[Chart and figure data]

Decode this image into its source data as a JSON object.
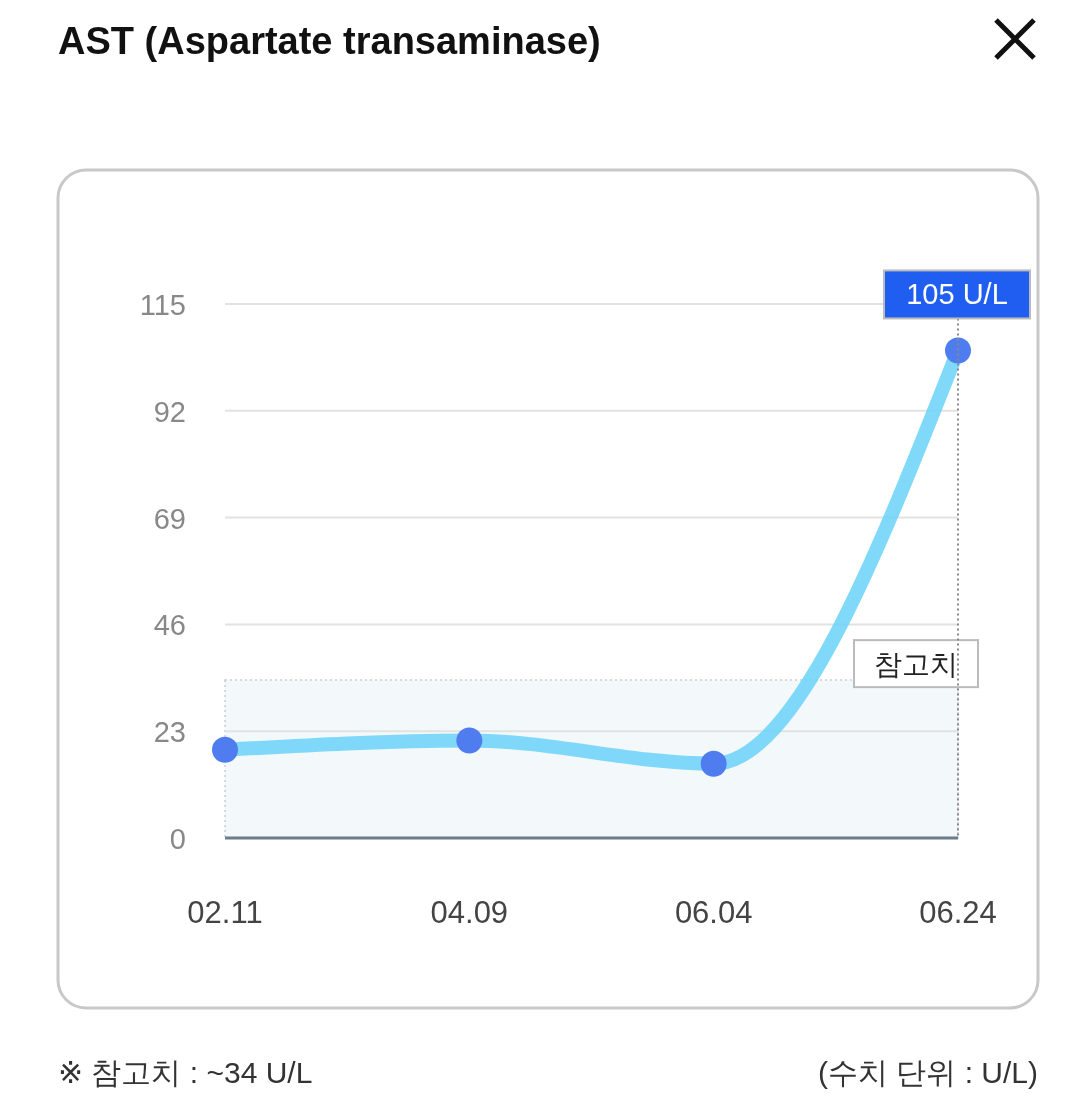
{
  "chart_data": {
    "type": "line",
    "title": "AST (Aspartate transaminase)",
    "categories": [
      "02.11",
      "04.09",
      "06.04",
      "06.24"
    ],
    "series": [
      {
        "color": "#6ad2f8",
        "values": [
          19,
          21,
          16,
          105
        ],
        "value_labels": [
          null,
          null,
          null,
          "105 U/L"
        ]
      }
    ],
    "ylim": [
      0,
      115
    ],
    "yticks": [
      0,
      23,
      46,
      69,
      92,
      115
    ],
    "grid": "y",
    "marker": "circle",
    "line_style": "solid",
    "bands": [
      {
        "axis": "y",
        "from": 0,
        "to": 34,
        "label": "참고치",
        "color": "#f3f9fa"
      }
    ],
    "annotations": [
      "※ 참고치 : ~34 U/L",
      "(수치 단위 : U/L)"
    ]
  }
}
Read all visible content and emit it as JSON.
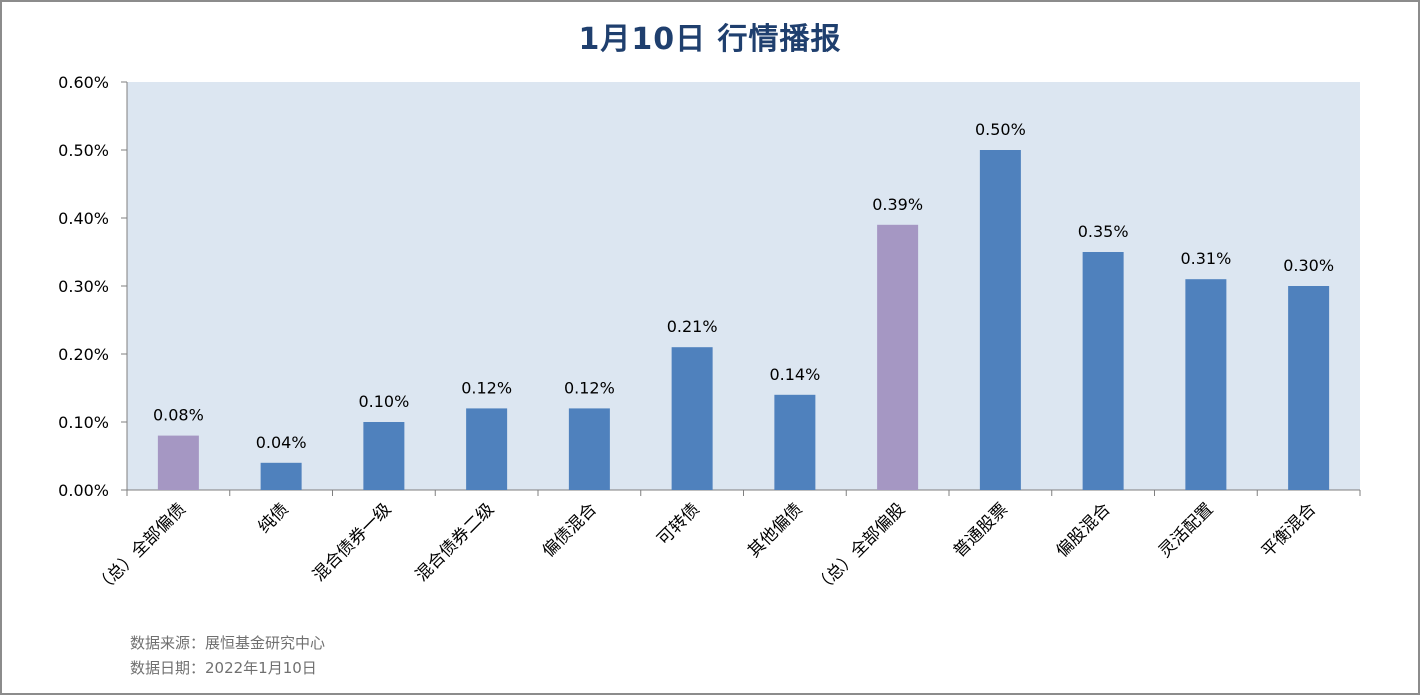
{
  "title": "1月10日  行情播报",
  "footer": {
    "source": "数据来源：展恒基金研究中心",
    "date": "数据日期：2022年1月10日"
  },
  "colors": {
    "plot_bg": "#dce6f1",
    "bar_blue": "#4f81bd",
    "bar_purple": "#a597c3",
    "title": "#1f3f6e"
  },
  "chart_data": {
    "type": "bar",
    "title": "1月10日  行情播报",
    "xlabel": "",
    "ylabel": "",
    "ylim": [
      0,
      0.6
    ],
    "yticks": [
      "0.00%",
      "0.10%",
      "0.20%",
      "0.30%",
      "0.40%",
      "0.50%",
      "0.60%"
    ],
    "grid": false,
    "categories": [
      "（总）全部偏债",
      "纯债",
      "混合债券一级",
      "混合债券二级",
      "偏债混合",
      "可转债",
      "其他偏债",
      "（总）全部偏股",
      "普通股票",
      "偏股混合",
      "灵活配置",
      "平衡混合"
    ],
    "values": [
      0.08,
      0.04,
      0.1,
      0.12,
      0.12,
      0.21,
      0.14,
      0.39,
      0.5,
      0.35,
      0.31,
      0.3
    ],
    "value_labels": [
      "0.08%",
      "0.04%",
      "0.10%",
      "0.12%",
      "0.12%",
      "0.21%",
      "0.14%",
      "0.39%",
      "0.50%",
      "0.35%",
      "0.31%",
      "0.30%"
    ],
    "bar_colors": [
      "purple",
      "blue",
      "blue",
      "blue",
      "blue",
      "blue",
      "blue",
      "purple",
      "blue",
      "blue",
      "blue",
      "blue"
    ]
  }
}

PROBLEM DESCRIPTION:
Leave the pictures out and reproduce each record exactly as written.

CORRECT RESPONSE:
Decode this image into its source data as a JSON object.
{
  "chart_data": {
    "type": "line",
    "title": "AST (Aspartate transaminase)",
    "categories": [
      "02.11",
      "04.09",
      "06.04",
      "06.24"
    ],
    "series": [
      {
        "color": "#6ad2f8",
        "values": [
          19,
          21,
          16,
          105
        ],
        "value_labels": [
          null,
          null,
          null,
          "105 U/L"
        ]
      }
    ],
    "ylim": [
      0,
      115
    ],
    "yticks": [
      0,
      23,
      46,
      69,
      92,
      115
    ],
    "grid": "y",
    "marker": "circle",
    "line_style": "solid",
    "bands": [
      {
        "axis": "y",
        "from": 0,
        "to": 34,
        "label": "참고치",
        "color": "#f3f9fa"
      }
    ],
    "annotations": [
      "※ 참고치 : ~34 U/L",
      "(수치 단위 : U/L)"
    ]
  }
}
Read all visible content and emit it as JSON.
{
  "title": "1月10日  行情播报",
  "footer": {
    "source": "数据来源：展恒基金研究中心",
    "date": "数据日期：2022年1月10日"
  },
  "colors": {
    "plot_bg": "#dce6f1",
    "bar_blue": "#4f81bd",
    "bar_purple": "#a597c3",
    "title": "#1f3f6e"
  },
  "chart_data": {
    "type": "bar",
    "title": "1月10日  行情播报",
    "xlabel": "",
    "ylabel": "",
    "ylim": [
      0,
      0.6
    ],
    "yticks": [
      "0.00%",
      "0.10%",
      "0.20%",
      "0.30%",
      "0.40%",
      "0.50%",
      "0.60%"
    ],
    "grid": false,
    "categories": [
      "（总）全部偏债",
      "纯债",
      "混合债券一级",
      "混合债券二级",
      "偏债混合",
      "可转债",
      "其他偏债",
      "（总）全部偏股",
      "普通股票",
      "偏股混合",
      "灵活配置",
      "平衡混合"
    ],
    "values": [
      0.08,
      0.04,
      0.1,
      0.12,
      0.12,
      0.21,
      0.14,
      0.39,
      0.5,
      0.35,
      0.31,
      0.3
    ],
    "value_labels": [
      "0.08%",
      "0.04%",
      "0.10%",
      "0.12%",
      "0.12%",
      "0.21%",
      "0.14%",
      "0.39%",
      "0.50%",
      "0.35%",
      "0.31%",
      "0.30%"
    ],
    "bar_colors": [
      "purple",
      "blue",
      "blue",
      "blue",
      "blue",
      "blue",
      "blue",
      "purple",
      "blue",
      "blue",
      "blue",
      "blue"
    ]
  }
}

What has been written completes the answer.